PROBLEM TO SOLVE: Write the next part of the article announcing the Secrest Arboretum's Night Insect Walk, starting after its final sentence.

---------- TEXT PROVIDED ----------

Secrest Night Insect Walk is Aug. 12

Secrest Night Insect Walk is Aug. 12

The Secrest Arboretum will host its Night Insect Walk on Friday, Aug. 12 from 8-10 p.m., and among the insects people might encounter is the robber fly, which disguises itself as a bumblebee to ward off prey that might be afraid of getting stung. It's clever because the robber fly cannot sting.


Ready to get your creepy-crawly on? In the dark, no less? The Secrest Arboretum has just what you’re looking for.

Part of a series of events that includes a tree walk, science show, bird walk and more, the Arboretum will host its Night Insect Walk on Friday, Aug. 12 from 8-10 p.m. The Insect Walk is making its first appearance in three years, the 2020 and 2021 editions having been wiped out by COVID.

“We are very excited to bring back the Ohio State University’s biggest insect-themed annual event,” an Arboretum statement said. “Kids and adults of all ages can attend for free to witness the beauty and diversity of night-flying insects, from glittering fireflies and singing crickets to huge, colorful moths and iridescent beetles.”

---------- EXTRACTED ENTRIES ----------

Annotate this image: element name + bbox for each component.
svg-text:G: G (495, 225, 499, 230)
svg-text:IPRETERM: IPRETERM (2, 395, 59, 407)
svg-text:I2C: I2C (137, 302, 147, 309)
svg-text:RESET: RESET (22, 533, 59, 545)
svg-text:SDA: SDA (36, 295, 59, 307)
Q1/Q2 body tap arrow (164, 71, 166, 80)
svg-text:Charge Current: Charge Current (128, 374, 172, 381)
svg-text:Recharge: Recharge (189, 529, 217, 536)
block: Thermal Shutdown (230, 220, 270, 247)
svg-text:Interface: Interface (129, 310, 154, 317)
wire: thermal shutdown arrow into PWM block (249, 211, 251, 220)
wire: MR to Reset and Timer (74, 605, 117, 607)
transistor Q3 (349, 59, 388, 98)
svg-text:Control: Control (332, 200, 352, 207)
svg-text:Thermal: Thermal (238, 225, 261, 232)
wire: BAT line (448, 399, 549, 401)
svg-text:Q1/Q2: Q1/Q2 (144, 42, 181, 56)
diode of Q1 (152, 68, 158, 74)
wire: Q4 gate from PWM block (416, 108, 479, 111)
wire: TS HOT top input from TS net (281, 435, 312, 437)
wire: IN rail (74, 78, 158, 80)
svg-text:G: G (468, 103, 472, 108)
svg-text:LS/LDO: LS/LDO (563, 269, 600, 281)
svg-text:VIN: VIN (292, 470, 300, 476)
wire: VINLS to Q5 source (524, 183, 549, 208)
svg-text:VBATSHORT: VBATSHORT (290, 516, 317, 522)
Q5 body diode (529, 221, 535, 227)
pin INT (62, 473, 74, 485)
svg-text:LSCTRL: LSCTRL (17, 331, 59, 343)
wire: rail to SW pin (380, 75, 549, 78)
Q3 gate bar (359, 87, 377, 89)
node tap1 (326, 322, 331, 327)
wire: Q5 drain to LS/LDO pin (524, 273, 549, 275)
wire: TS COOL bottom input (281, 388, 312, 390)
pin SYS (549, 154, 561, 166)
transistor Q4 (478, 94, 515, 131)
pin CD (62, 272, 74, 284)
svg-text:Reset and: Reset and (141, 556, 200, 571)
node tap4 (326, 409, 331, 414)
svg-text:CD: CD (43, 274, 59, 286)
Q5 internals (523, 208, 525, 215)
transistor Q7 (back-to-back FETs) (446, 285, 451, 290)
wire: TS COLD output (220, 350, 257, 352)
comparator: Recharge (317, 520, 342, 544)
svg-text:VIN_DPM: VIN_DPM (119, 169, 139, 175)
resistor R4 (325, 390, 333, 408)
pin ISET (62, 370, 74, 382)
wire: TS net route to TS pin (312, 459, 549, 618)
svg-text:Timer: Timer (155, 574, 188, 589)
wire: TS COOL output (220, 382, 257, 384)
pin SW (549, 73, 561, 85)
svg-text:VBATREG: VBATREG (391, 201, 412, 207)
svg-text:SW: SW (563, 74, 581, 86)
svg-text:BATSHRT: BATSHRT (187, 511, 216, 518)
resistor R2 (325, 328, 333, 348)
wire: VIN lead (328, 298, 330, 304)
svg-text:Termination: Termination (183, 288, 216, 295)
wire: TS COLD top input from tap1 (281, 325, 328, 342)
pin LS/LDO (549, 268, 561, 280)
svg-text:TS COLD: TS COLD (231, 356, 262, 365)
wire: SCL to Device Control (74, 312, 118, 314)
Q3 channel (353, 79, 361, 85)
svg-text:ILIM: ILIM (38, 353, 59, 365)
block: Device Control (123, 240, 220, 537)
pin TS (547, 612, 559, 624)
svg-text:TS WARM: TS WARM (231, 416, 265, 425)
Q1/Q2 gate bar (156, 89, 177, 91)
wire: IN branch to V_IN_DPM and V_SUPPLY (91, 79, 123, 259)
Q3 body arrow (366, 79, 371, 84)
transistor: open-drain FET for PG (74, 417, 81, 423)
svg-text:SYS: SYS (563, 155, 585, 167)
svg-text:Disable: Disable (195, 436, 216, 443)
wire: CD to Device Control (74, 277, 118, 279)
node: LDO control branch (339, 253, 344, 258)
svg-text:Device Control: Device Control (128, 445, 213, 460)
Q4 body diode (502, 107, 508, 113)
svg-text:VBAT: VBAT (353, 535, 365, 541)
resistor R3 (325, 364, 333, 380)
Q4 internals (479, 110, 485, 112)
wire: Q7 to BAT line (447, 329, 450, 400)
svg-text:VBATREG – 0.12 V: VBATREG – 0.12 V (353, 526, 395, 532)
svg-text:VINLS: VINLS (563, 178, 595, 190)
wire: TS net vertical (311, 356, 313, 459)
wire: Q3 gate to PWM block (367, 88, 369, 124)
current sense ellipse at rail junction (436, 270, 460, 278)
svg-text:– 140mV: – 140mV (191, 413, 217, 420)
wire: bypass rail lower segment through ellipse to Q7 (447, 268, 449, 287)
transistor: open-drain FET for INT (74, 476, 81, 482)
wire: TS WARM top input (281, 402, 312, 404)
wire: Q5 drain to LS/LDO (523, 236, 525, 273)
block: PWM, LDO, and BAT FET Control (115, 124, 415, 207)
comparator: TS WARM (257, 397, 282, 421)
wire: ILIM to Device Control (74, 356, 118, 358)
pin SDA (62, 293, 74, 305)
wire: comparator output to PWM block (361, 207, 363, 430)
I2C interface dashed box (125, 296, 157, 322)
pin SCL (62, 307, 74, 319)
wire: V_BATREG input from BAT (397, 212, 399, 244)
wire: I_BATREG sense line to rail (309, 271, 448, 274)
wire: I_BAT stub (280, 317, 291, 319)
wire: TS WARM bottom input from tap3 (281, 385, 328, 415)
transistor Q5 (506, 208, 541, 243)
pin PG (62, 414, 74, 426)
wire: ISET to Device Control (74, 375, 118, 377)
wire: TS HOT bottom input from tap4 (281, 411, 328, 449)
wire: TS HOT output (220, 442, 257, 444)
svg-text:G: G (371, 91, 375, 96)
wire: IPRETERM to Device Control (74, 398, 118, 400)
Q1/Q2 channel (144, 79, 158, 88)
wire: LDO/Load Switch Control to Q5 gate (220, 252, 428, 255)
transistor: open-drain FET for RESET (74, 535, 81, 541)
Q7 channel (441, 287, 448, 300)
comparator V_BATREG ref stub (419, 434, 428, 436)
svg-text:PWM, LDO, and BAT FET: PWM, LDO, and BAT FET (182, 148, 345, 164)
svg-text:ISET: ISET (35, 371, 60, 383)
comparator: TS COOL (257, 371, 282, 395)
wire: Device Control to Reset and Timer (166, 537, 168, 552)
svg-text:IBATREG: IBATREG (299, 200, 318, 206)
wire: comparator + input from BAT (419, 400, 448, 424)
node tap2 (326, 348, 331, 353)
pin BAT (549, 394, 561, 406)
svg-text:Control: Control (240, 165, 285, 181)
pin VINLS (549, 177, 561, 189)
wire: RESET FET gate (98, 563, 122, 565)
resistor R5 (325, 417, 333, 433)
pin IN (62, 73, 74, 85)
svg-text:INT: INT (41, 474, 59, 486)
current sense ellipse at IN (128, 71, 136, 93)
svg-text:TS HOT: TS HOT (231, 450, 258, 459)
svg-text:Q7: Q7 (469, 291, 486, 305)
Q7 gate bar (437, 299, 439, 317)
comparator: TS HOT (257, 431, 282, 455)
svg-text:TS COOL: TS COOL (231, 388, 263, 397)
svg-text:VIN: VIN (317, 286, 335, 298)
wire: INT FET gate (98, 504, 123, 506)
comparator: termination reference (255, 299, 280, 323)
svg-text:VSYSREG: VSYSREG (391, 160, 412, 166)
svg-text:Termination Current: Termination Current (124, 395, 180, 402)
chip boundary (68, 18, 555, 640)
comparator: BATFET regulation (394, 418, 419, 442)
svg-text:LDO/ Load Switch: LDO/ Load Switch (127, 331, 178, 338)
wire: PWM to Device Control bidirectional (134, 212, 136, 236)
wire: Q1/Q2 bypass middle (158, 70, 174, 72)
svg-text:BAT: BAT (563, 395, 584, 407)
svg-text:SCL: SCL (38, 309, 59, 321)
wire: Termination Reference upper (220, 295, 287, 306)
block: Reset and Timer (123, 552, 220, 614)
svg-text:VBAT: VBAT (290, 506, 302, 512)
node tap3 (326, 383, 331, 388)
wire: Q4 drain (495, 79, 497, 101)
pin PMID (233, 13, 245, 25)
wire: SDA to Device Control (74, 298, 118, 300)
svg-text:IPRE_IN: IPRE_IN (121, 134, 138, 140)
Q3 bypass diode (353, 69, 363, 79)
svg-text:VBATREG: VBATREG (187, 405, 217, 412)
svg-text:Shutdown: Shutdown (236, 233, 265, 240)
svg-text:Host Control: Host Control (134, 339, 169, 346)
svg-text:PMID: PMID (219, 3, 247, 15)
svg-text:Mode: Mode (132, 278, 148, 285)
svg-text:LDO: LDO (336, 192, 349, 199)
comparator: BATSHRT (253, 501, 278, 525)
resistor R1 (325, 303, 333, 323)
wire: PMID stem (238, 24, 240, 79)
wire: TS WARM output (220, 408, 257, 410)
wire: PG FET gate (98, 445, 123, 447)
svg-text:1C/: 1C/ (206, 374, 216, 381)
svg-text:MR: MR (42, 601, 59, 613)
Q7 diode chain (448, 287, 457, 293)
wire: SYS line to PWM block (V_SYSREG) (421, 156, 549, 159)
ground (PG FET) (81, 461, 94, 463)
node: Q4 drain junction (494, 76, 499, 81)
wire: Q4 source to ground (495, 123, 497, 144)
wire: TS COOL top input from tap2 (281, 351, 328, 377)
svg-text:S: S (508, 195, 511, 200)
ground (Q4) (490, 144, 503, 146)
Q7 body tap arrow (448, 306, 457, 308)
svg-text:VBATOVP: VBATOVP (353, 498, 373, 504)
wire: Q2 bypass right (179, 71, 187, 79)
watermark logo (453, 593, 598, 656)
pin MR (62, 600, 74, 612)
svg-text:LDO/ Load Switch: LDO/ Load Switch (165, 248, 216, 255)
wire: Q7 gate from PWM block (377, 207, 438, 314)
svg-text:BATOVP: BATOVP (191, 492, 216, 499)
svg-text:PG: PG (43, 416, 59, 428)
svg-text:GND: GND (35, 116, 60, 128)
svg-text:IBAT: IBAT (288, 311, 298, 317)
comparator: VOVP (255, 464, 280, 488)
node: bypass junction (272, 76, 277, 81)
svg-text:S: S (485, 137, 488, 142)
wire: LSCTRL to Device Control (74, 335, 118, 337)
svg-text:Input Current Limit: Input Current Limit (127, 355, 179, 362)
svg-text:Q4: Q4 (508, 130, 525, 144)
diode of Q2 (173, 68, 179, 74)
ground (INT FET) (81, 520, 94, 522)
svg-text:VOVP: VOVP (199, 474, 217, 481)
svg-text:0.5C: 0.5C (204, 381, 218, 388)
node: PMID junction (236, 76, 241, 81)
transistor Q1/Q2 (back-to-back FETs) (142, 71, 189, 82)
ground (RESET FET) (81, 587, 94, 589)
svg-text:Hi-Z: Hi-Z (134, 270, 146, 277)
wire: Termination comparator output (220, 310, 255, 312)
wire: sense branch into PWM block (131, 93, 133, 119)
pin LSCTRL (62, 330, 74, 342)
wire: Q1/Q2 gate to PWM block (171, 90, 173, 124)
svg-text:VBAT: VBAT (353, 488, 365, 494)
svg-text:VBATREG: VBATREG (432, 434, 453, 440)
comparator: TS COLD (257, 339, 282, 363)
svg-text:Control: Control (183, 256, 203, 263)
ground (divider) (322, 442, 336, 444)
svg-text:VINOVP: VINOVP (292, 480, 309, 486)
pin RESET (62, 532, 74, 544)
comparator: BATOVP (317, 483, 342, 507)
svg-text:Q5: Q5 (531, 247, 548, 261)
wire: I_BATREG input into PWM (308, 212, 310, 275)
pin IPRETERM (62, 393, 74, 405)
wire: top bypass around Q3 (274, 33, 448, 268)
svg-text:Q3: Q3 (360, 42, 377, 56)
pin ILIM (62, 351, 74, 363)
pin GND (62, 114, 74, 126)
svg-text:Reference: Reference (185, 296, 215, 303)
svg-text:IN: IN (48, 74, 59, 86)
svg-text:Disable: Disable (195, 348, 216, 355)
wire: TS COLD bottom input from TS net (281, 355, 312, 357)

----------

RESULT:
At the Night Walk, anybody can see bees, ants, Japanese beetles and just about any other day-faring insects. What the walk offers is a chance to see insects that either don’t come out at night or change habits once the sun sets.

“Part of the purpose of the event is people don’t get a lot of exposure to insect life at night outside of fireflies,” said Iliana Moore, a graduate student at Ohio State, where she studies bumblebees, sustainable agriculture, and pollinator diversity and richness in urban and agricultural spaces, among other things. “People need to know more about and get more direct experience with interesting night-time insects.”

Moore said some insects are primarily nocturnal. Among them are moths, beetles and the beloved fireflies.

“You can see a huge diversity of moths that you would never see in the daytime,” she said. “There are a lot of beetles that you would never see in the daytime. At night you can see differences in their behaviors with things like their mating behaviors. Fireflies flash their lights to attract mates. They only do that at night. They’re releasing pheromones.”

Many Northeast Ohioans have lamented the reduction in the firefly population over the years. A generation ago people could see the light-up insects by the thousands nightly. Now their numbers are thinner, especially closer to urban areas.

Moore said fireflies are not endangered, but they, like many insects, have endured 30-40 years of their numbers declining globally.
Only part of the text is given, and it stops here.